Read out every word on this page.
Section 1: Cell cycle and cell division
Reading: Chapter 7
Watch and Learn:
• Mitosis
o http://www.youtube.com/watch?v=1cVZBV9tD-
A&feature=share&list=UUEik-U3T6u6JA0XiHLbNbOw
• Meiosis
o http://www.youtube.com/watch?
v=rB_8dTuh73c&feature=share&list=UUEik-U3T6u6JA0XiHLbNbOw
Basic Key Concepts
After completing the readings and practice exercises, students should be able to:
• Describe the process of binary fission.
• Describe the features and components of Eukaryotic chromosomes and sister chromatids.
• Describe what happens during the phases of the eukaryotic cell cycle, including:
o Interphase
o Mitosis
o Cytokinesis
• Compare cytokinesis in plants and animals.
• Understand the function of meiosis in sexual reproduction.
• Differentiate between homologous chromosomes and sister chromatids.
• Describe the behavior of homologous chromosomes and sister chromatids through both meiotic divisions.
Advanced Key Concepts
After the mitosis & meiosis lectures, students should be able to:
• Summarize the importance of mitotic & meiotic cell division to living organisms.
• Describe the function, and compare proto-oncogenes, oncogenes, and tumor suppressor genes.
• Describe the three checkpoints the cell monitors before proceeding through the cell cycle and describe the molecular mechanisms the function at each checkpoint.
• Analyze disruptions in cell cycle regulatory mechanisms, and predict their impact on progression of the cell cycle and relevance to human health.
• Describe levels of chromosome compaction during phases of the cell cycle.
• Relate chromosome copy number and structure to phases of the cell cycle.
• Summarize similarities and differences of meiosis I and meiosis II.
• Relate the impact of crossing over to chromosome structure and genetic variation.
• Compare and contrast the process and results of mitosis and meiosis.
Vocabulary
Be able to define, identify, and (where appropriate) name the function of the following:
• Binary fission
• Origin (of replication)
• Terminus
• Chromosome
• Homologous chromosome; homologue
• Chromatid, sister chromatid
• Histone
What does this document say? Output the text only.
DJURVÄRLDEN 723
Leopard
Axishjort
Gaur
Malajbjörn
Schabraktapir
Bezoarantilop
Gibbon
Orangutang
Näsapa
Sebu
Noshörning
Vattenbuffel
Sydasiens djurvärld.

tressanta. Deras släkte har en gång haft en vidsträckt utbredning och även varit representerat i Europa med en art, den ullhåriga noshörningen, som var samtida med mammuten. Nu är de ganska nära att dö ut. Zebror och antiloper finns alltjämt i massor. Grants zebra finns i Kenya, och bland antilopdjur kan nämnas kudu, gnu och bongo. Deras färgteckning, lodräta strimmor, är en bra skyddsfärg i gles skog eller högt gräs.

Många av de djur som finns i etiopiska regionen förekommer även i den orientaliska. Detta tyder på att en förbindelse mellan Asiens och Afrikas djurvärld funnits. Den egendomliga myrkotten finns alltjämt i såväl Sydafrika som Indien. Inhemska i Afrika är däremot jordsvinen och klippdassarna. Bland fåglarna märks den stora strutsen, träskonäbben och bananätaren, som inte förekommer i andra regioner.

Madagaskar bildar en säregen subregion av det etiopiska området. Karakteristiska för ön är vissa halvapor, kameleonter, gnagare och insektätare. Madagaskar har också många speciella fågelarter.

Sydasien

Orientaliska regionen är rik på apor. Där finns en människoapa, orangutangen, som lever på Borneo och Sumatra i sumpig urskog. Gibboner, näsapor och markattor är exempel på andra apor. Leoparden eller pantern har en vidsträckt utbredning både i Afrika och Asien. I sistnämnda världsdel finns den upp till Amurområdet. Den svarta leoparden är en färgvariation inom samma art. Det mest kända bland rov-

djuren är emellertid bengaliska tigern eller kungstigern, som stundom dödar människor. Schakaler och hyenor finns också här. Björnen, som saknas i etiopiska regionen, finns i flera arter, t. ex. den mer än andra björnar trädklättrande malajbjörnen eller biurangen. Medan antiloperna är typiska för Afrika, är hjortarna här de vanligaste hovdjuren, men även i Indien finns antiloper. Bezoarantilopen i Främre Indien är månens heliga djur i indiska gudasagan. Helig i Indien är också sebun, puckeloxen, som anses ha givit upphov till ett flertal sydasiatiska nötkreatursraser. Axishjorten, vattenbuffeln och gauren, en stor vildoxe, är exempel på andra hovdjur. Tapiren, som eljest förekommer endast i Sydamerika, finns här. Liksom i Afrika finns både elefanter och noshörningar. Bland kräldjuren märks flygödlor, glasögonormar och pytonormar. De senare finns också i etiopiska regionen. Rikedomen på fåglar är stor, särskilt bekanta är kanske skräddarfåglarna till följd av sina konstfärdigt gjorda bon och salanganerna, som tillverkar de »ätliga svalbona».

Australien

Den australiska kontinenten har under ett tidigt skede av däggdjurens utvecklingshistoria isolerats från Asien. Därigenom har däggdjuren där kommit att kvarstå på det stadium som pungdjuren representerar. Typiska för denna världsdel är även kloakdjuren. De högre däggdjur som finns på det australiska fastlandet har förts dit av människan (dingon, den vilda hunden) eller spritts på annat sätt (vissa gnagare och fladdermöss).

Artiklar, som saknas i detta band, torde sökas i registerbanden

○ ○ ○ ○ ○

ASSIGNMENT =
Each line in the data is to be written out precisely.

WRITTEN REPLY =
Read out every word on this page.
Section 1: Cell cycle and cell division
Reading: Chapter 7
Watch and Learn:
• Mitosis
o http://www.youtube.com/watch?v=1cVZBV9tD-
A&feature=share&list=UUEik-U3T6u6JA0XiHLbNbOw
• Meiosis
o http://www.youtube.com/watch?
v=rB_8dTuh73c&feature=share&list=UUEik-U3T6u6JA0XiHLbNbOw
Basic Key Concepts
After completing the readings and practice exercises, students should be able to:
• Describe the process of binary fission.
• Describe the features and components of Eukaryotic chromosomes and sister chromatids.
• Describe what happens during the phases of the eukaryotic cell cycle, including:
o Interphase
o Mitosis
o Cytokinesis
• Compare cytokinesis in plants and animals.
• Understand the function of meiosis in sexual reproduction.
• Differentiate between homologous chromosomes and sister chromatids.
• Describe the behavior of homologous chromosomes and sister chromatids through both meiotic divisions.
Advanced Key Concepts
After the mitosis & meiosis lectures, students should be able to:
• Summarize the importance of mitotic & meiotic cell division to living organisms.
• Describe the function, and compare proto-oncogenes, oncogenes, and tumor suppressor genes.
• Describe the three checkpoints the cell monitors before proceeding through the cell cycle and describe the molecular mechanisms the function at each checkpoint.
• Analyze disruptions in cell cycle regulatory mechanisms, and predict their impact on progression of the cell cycle and relevance to human health.
• Describe levels of chromosome compaction during phases of the cell cycle.
• Relate chromosome copy number and structure to phases of the cell cycle.
• Summarize similarities and differences of meiosis I and meiosis II.
• Relate the impact of crossing over to chromosome structure and genetic variation.
• Compare and contrast the process and results of mitosis and meiosis.
Vocabulary
Be able to define, identify, and (where appropriate) name the function of the following:
• Binary fission
• Origin (of replication)
• Terminus
• Chromosome
• Homologous chromosome; homologue
• Chromatid, sister chromatid
• Histone
What does this document say? Output the text only.
DJURVÄRLDEN 723
Leopard
Axishjort
Gaur
Malajbjörn
Schabraktapir
Bezoarantilop
Gibbon
Orangutang
Näsapa
Sebu
Noshörning
Vattenbuffel
Sydasiens djurvärld.

tressanta. Deras släkte har en gång haft en vidsträckt utbredning och även varit representerat i Europa med en art, den ullhåriga noshörningen, som var samtida med mammuten. Nu är de ganska nära att dö ut. Zebror och antiloper finns alltjämt i massor. Grants zebra finns i Kenya, och bland antilopdjur kan nämnas kudu, gnu och bongo. Deras färgteckning, lodräta strimmor, är en bra skyddsfärg i gles skog eller högt gräs.

Många av de djur som finns i etiopiska regionen förekommer även i den orientaliska. Detta tyder på att en förbindelse mellan Asiens och Afrikas djurvärld funnits. Den egendomliga myrkotten finns alltjämt i såväl Sydafrika som Indien. Inhemska i Afrika är däremot jordsvinen och klippdassarna. Bland fåglarna märks den stora strutsen, träskonäbben och bananätaren, som inte förekommer i andra regioner.

Madagaskar bildar en säregen subregion av det etiopiska området. Karakteristiska för ön är vissa halvapor, kameleonter, gnagare och insektätare. Madagaskar har också många speciella fågelarter.

Sydasien

Orientaliska regionen är rik på apor. Där finns en människoapa, orangutangen, som lever på Borneo och Sumatra i sumpig urskog. Gibboner, näsapor och markattor är exempel på andra apor. Leoparden eller pantern har en vidsträckt utbredning både i Afrika och Asien. I sistnämnda världsdel finns den upp till Amurområdet. Den svarta leoparden är en färgvariation inom samma art. Det mest kända bland rov-

djuren är emellertid bengaliska tigern eller kungstigern, som stundom dödar människor. Schakaler och hyenor finns också här. Björnen, som saknas i etiopiska regionen, finns i flera arter, t. ex. den mer än andra björnar trädklättrande malajbjörnen eller biurangen. Medan antiloperna är typiska för Afrika, är hjortarna här de vanligaste hovdjuren, men även i Indien finns antiloper. Bezoarantilopen i Främre Indien är månens heliga djur i indiska gudasagan. Helig i Indien är också sebun, puckeloxen, som anses ha givit upphov till ett flertal sydasiatiska nötkreatursraser. Axishjorten, vattenbuffeln och gauren, en stor vildoxe, är exempel på andra hovdjur. Tapiren, som eljest förekommer endast i Sydamerika, finns här. Liksom i Afrika finns både elefanter och noshörningar. Bland kräldjuren märks flygödlor, glasögonormar och pytonormar. De senare finns också i etiopiska regionen. Rikedomen på fåglar är stor, särskilt bekanta är kanske skräddarfåglarna till följd av sina konstfärdigt gjorda bon och salanganerna, som tillverkar de »ätliga svalbona».

Australien

Den australiska kontinenten har under ett tidigt skede av däggdjurens utvecklingshistoria isolerats från Asien. Därigenom har däggdjuren där kommit att kvarstå på det stadium som pungdjuren representerar. Typiska för denna världsdel är även kloakdjuren. De högre däggdjur som finns på det australiska fastlandet har förts dit av människan (dingon, den vilda hunden) eller spritts på annat sätt (vissa gnagare och fladdermöss).

Artiklar, som saknas i detta band, torde sökas i registerbanden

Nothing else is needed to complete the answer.